- Task statement -
Which lines run from the line with "Read this page and output its text content." to the end of the entries? Write out exactly those, leaving out the pictures.

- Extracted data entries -
:::::
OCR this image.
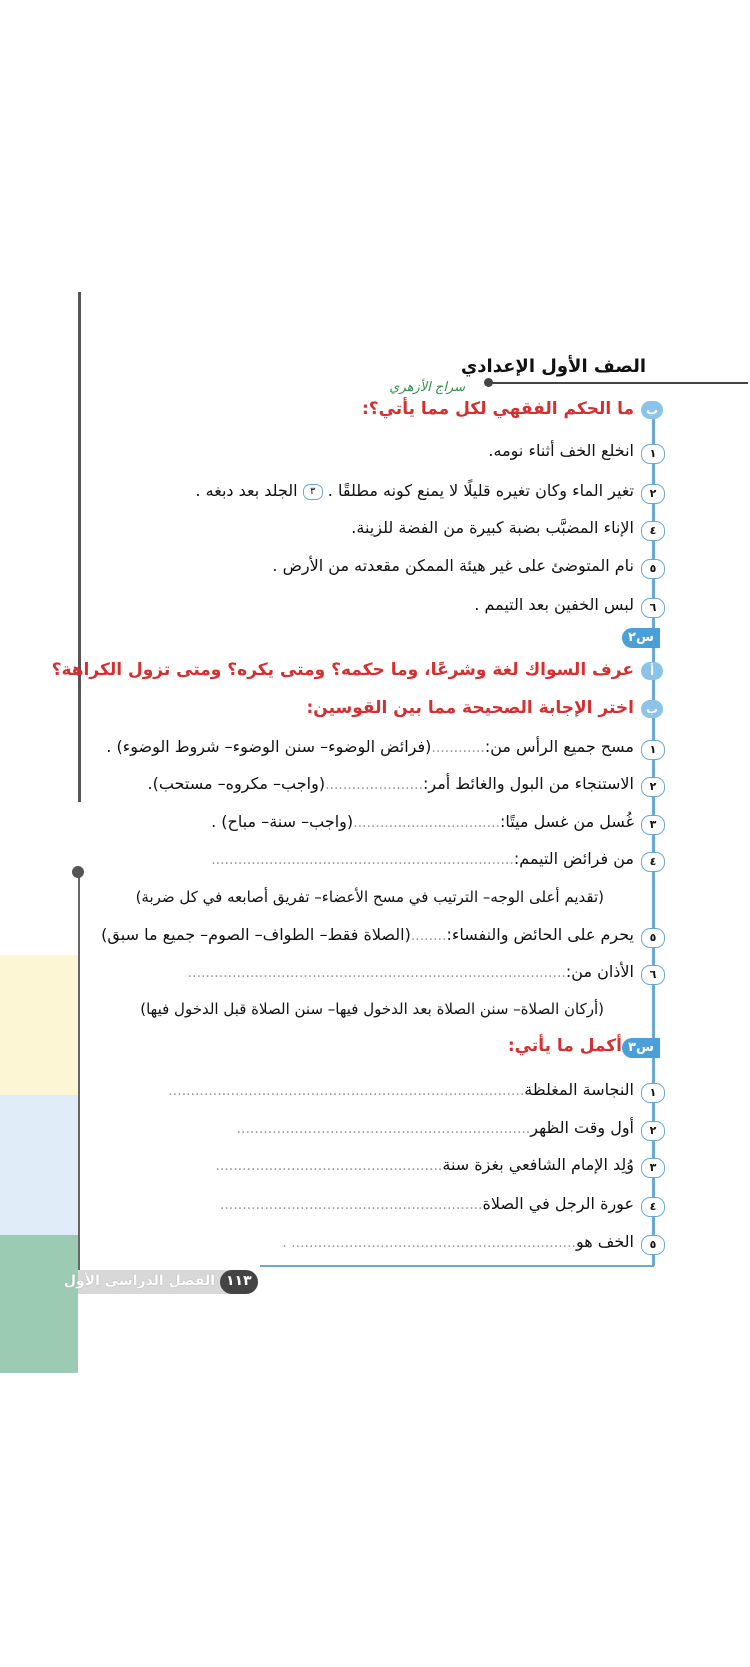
الصف الأول الإعدادي
سراج الأزهري
ب
ما الحكم الفقهي لكل مما يأتي؟:
١
انخلع الخف أثناء نومه.
٢
تغير الماء وكان تغيره قليلًا لا يمنع كونه مطلقًا . ٣ الجلد بعد دبغه .
٤
الإناء المضبَّب بضبة كبيرة من الفضة للزينة.
٥
نام المتوضئ على غير هيئة الممكن مقعدته من الأرض .
٦
لبس الخفين بعد التيمم .
س٢
أ
عرف السواك لغة وشرعًا، وما حكمه؟ ومتى يكره؟ ومتى تزول الكراهة؟
ب
اختر الإجابة الصحيحة مما بين القوسين:
١
مسح جميع الرأس من:............(فرائض الوضوء– سنن الوضوء– شروط الوضوء) .
٢
الاستنجاء من البول والغائط أمر:......................(واجب– مكروه– مستحب).
٣
غُسل من غسل ميتًا:.................................(واجب– سنة– مباح) .
٤
من فرائض التيمم:....................................................................
(تقديم أعلى الوجه– الترتيب في مسح الأعضاء– تفريق أصابعه في كل ضربة)
٥
يحرم على الحائض والنفساء:........(الصلاة فقط– الطواف– الصوم– جميع ما سبق)
٦
الأذان من:.....................................................................................
(أركان الصلاة– سنن الصلاة بعد الدخول فيها– سنن الصلاة قبل الدخول فيها)
س٣
أكمل ما يأتي:
١
النجاسة المغلظة................................................................................
٢
أول وقت الظهر..................................................................
٣
وُلِد الإمام الشافعي بغزة سنة...................................................
٤
عورة الرجل في الصلاة...........................................................
٥
الخف هو................................................................ .
الفصل الدراسي الأول ١١٣
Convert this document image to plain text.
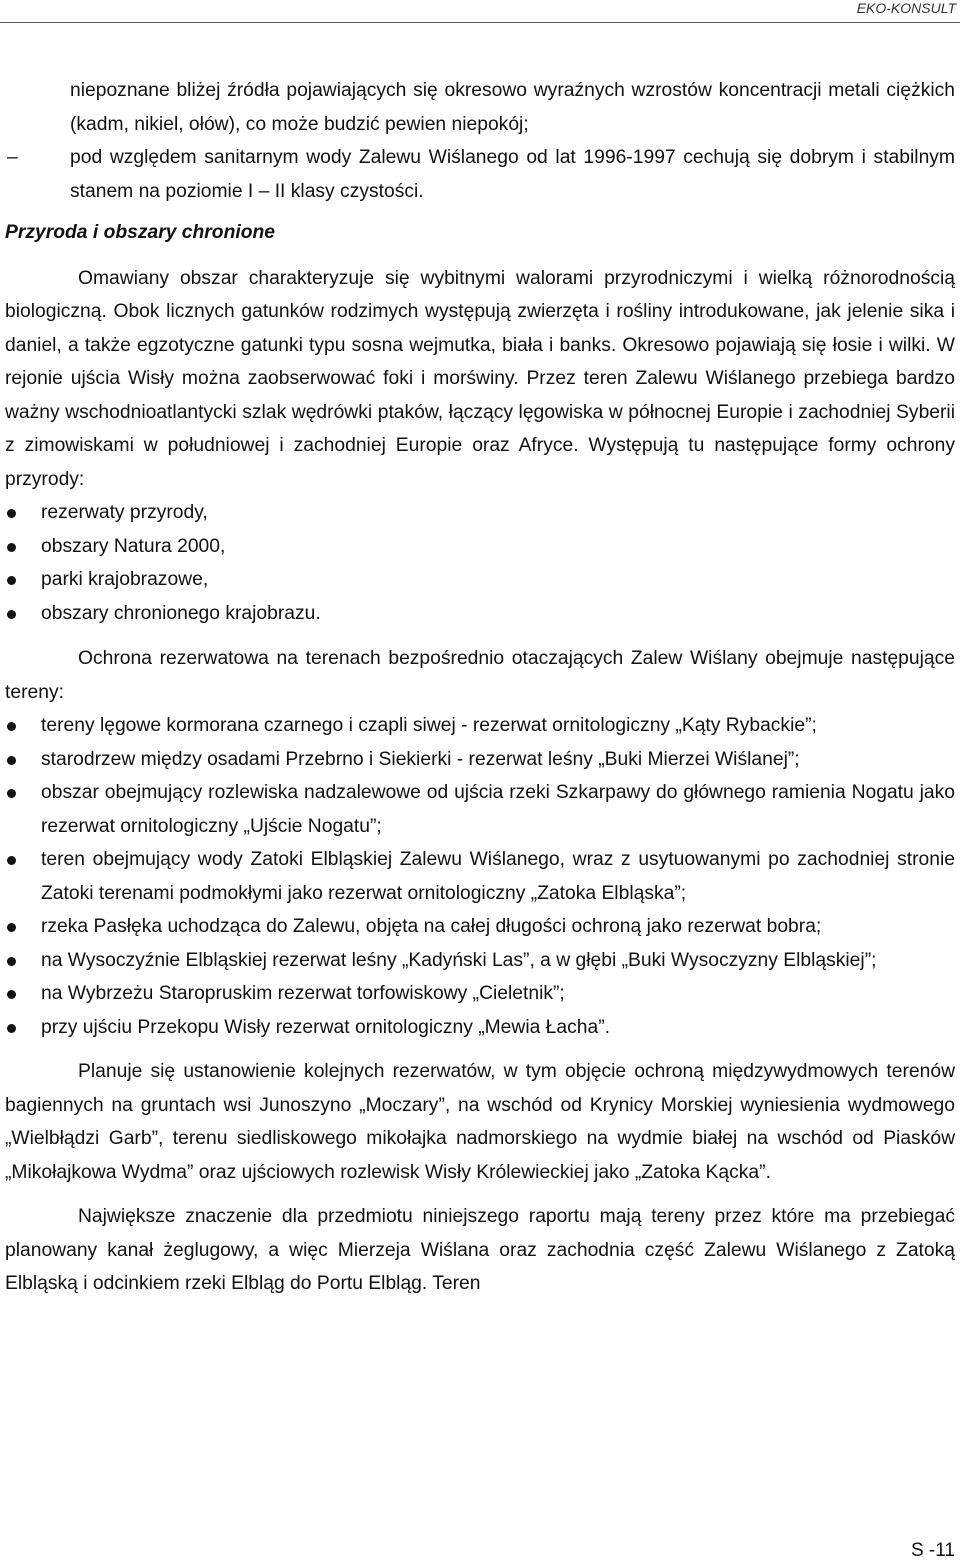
EKO-KONSULT

niepoznane bliżej źródła pojawiających się okresowo wyraźnych wzrostów koncentracji metali ciężkich (kadm, nikiel, ołów), co może budzić pewien niepokój;

–	pod względem sanitarnym wody Zalewu Wiślanego od lat 1996-1997 cechują się dobrym i stabilnym stanem na poziomie I – II klasy czystości.

Przyroda i obszary chronione

Omawiany obszar charakteryzuje się wybitnymi walorami przyrodniczymi i wielką różnorodnością biologiczną. Obok licznych gatunków rodzimych występują zwierzęta i rośliny introdukowane, jak jelenie sika i daniel, a także egzotyczne gatunki typu sosna wejmutka, biała i banks. Okresowo pojawiają się łosie i wilki. W rejonie ujścia Wisły można zaobserwować foki i morświny. Przez teren Zalewu Wiślanego przebiega bardzo ważny wschodnioatlantycki szlak wędrówki ptaków, łączący lęgowiska w północnej Europie i zachodniej Syberii z zimowiskami w południowej i zachodniej Europie oraz Afryce. Występują tu następujące formy ochrony przyrody:

rezerwaty przyrody,
obszary Natura 2000,
parki krajobrazowe,
obszary chronionego krajobrazu.

Ochrona rezerwatowa na terenach bezpośrednio otaczających Zalew Wiślany obejmuje następujące tereny:

tereny lęgowe kormorana czarnego i czapli siwej - rezerwat ornitologiczny „Kąty Rybackie”;
starodrzew między osadami Przebrno i Siekierki - rezerwat leśny „Buki Mierzei Wiślanej”;
obszar obejmujący rozlewiska nadzalewowe od ujścia rzeki Szkarpawy do głównego ramienia Nogatu jako rezerwat ornitologiczny „Ujście Nogatu”;
teren obejmujący wody Zatoki Elbląskiej Zalewu Wiślanego, wraz z usytuowanymi po zachodniej stronie Zatoki terenami podmokłymi jako rezerwat ornitologiczny „Zatoka Elbląska”;
rzeka Pasłęka uchodząca do Zalewu, objęta na całej długości ochroną jako rezerwat bobra;
na Wysoczyźnie Elbląskiej rezerwat leśny „Kadyński Las”, a w głębi „Buki Wysoczyzny Elbląskiej”;
na Wybrzeżu Staropruskim rezerwat torfowiskowy „Cieletnik”;
przy ujściu Przekopu Wisły rezerwat ornitologiczny „Mewia Łacha”.

Planuje się ustanowienie kolejnych rezerwatów, w tym objęcie ochroną międzywydmowych terenów bagiennych na gruntach wsi Junoszyno „Moczary”, na wschód od Krynicy Morskiej wyniesienia wydmowego „Wielbłądzi Garb”, terenu siedliskowego mikołajka nadmorskiego na wydmie białej na wschód od Piasków „Mikołajkowa Wydma” oraz ujściowych rozlewisk Wisły Królewieckiej jako „Zatoka Kącka”.

Największe znaczenie dla przedmiotu niniejszego raportu mają tereny przez które ma przebiegać planowany kanał żeglugowy, a więc Mierzeja Wiślana oraz zachodnia część Zalewu Wiślanego z Zatoką Elbląską i odcinkiem rzeki Elbląg do Portu Elbląg. Teren

S -11
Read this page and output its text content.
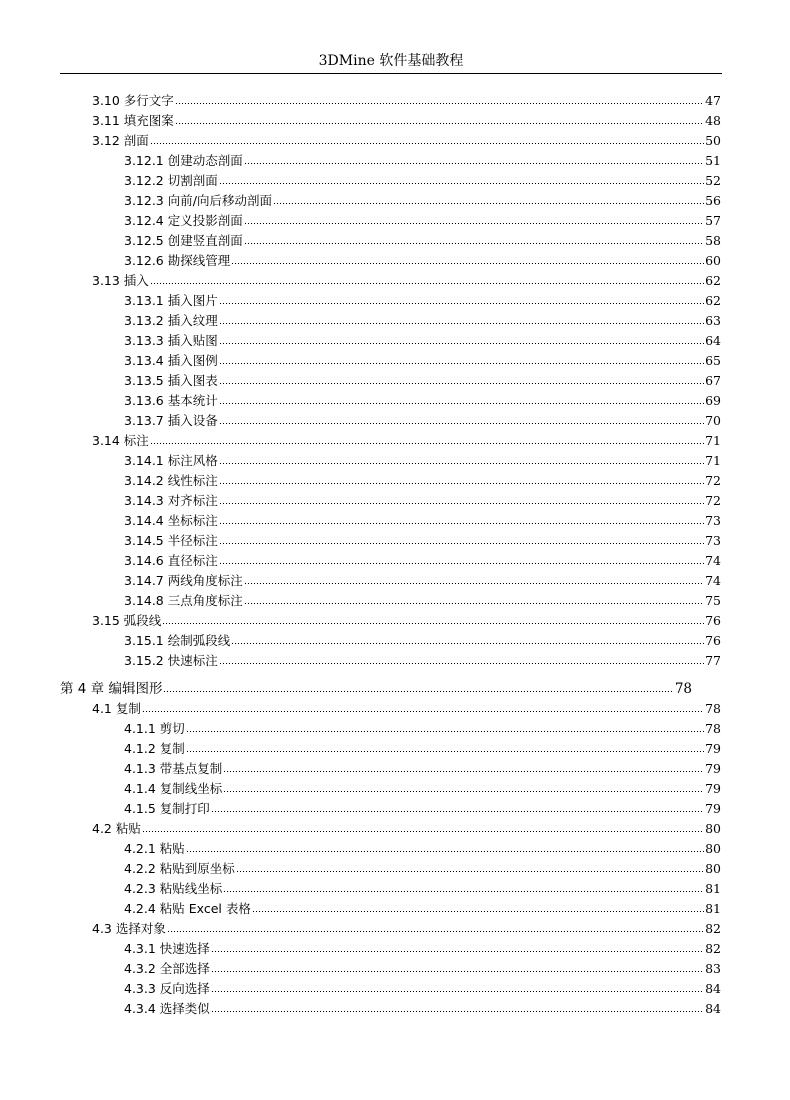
3DMine 软件基础教程
3.10 多行文字	47
3.11 填充图案	48
3.12 剖面	50
3.12.1 创建动态剖面	51
3.12.2 切割剖面	52
3.12.3 向前/向后移动剖面	56
3.12.4 定义投影剖面	57
3.12.5 创建竖直剖面	58
3.12.6 勘探线管理	60
3.13 插入	62
3.13.1 插入图片	62
3.13.2 插入纹理	63
3.13.3 插入贴图	64
3.13.4 插入图例	65
3.13.5 插入图表	67
3.13.6 基本统计	69
3.13.7 插入设备	70
3.14 标注	71
3.14.1 标注风格	71
3.14.2 线性标注	72
3.14.3 对齐标注	72
3.14.4 坐标标注	73
3.14.5 半径标注	73
3.14.6 直径标注	74
3.14.7 两线角度标注	74
3.14.8 三点角度标注	75
3.15 弧段线	76
3.15.1 绘制弧段线	76
3.15.2 快速标注	77
第 4 章 编辑图形	78
4.1 复制	78
4.1.1 剪切	78
4.1.2 复制	79
4.1.3 带基点复制	79
4.1.4 复制线坐标	79
4.1.5 复制打印	79
4.2 粘贴	80
4.2.1 粘贴	80
4.2.2 粘贴到原坐标	80
4.2.3 粘贴线坐标	81
4.2.4 粘贴 Excel 表格	81
4.3 选择对象	82
4.3.1 快速选择	82
4.3.2 全部选择	83
4.3.3 反向选择	84
4.3.4 选择类似	84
:::::
- Result for this task -
Read this page and output its text content.
3DMine 软件基础教程
3.10 多行文字	47
3.11 填充图案	48
3.12 剖面	50
3.12.1 创建动态剖面	51
3.12.2 切割剖面	52
3.12.3 向前/向后移动剖面	56
3.12.4 定义投影剖面	57
3.12.5 创建竖直剖面	58
3.12.6 勘探线管理	60
3.13 插入	62
3.13.1 插入图片	62
3.13.2 插入纹理	63
3.13.3 插入贴图	64
3.13.4 插入图例	65
3.13.5 插入图表	67
3.13.6 基本统计	69
3.13.7 插入设备	70
3.14 标注	71
3.14.1 标注风格	71
3.14.2 线性标注	72
3.14.3 对齐标注	72
3.14.4 坐标标注	73
3.14.5 半径标注	73
3.14.6 直径标注	74
3.14.7 两线角度标注	74
3.14.8 三点角度标注	75
3.15 弧段线	76
3.15.1 绘制弧段线	76
3.15.2 快速标注	77
第 4 章 编辑图形	78
4.1 复制	78
4.1.1 剪切	78
4.1.2 复制	79
4.1.3 带基点复制	79
4.1.4 复制线坐标	79
4.1.5 复制打印	79
4.2 粘贴	80
4.2.1 粘贴	80
4.2.2 粘贴到原坐标	80
4.2.3 粘贴线坐标	81
4.2.4 粘贴 Excel 表格	81
4.3 选择对象	82
4.3.1 快速选择	82
4.3.2 全部选择	83
4.3.3 反向选择	84
4.3.4 选择类似	84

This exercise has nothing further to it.